begin Exercise inputs

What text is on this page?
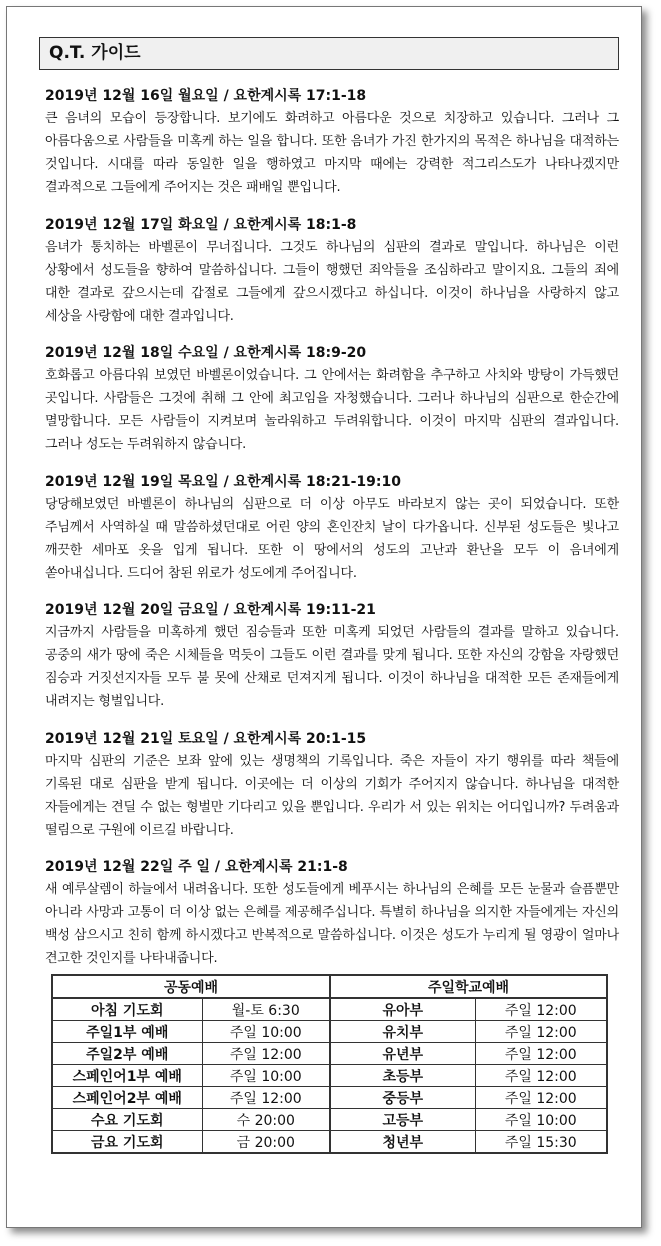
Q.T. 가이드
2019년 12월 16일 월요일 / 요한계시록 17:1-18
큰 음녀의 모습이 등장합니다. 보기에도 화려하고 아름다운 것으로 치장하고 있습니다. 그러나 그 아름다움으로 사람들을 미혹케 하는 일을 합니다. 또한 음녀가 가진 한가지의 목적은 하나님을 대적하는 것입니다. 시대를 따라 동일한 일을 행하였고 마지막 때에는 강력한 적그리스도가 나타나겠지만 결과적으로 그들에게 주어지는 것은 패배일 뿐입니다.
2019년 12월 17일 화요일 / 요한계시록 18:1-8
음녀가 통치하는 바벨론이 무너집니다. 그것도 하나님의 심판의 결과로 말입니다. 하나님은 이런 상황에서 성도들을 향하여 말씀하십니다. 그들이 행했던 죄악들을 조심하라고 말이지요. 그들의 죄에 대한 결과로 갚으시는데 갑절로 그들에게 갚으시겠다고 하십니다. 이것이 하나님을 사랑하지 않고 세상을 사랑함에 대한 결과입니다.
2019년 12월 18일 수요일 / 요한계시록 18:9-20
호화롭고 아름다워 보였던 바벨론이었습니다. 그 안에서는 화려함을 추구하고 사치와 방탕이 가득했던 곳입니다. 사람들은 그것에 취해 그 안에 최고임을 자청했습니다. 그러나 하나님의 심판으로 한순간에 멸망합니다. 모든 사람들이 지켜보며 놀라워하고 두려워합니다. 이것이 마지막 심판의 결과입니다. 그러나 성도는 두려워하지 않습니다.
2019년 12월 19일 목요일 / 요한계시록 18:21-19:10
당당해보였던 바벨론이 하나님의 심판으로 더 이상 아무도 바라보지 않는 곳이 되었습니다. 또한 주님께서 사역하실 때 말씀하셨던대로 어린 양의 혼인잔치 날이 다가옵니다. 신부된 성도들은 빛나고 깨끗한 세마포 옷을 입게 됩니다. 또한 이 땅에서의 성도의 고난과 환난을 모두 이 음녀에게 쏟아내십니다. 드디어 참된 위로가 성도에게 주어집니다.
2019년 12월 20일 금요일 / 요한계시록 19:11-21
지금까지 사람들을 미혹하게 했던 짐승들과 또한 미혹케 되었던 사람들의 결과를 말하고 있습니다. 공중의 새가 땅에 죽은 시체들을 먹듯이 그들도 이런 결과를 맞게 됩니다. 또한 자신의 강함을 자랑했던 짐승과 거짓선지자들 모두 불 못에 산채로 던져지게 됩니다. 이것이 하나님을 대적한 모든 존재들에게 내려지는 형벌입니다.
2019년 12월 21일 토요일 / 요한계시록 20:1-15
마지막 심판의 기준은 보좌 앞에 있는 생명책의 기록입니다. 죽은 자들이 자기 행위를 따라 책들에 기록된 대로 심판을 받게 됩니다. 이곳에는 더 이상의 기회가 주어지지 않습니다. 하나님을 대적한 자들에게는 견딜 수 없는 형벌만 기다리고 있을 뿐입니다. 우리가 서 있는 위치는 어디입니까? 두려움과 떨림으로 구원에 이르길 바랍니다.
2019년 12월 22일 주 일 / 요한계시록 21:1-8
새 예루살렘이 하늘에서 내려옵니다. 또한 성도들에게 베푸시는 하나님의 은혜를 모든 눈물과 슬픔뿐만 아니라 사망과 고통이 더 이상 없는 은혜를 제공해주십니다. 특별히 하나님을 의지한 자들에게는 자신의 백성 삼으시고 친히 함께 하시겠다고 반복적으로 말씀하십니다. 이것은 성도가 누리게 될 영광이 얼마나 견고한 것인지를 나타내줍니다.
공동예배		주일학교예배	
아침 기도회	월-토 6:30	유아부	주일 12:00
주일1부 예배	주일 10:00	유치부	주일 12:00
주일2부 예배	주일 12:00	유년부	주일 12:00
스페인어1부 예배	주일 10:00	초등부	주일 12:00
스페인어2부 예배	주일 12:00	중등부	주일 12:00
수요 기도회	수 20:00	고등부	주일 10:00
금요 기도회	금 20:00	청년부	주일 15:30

end Exercise inputs

▸ **Work to be completed**:
Return every line in the listing that contains the word "그들에게".

▸ **Output of the task**:
큰 음녀의 모습이 등장합니다. 보기에도 화려하고 아름다운 것으로 치장하고 있습니다. 그러나 그 아름다움으로 사람들을 미혹케 하는 일을 합니다. 또한 음녀가 가진 한가지의 목적은 하나님을 대적하는 것입니다. 시대를 따라 동일한 일을 행하였고 마지막 때에는 강력한 적그리스도가 나타나겠지만 결과적으로 그들에게 주어지는 것은 패배일 뿐입니다.
음녀가 통치하는 바벨론이 무너집니다. 그것도 하나님의 심판의 결과로 말입니다. 하나님은 이런 상황에서 성도들을 향하여 말씀하십니다. 그들이 행했던 죄악들을 조심하라고 말이지요. 그들의 죄에 대한 결과로 갚으시는데 갑절로 그들에게 갚으시겠다고 하십니다. 이것이 하나님을 사랑하지 않고 세상을 사랑함에 대한 결과입니다.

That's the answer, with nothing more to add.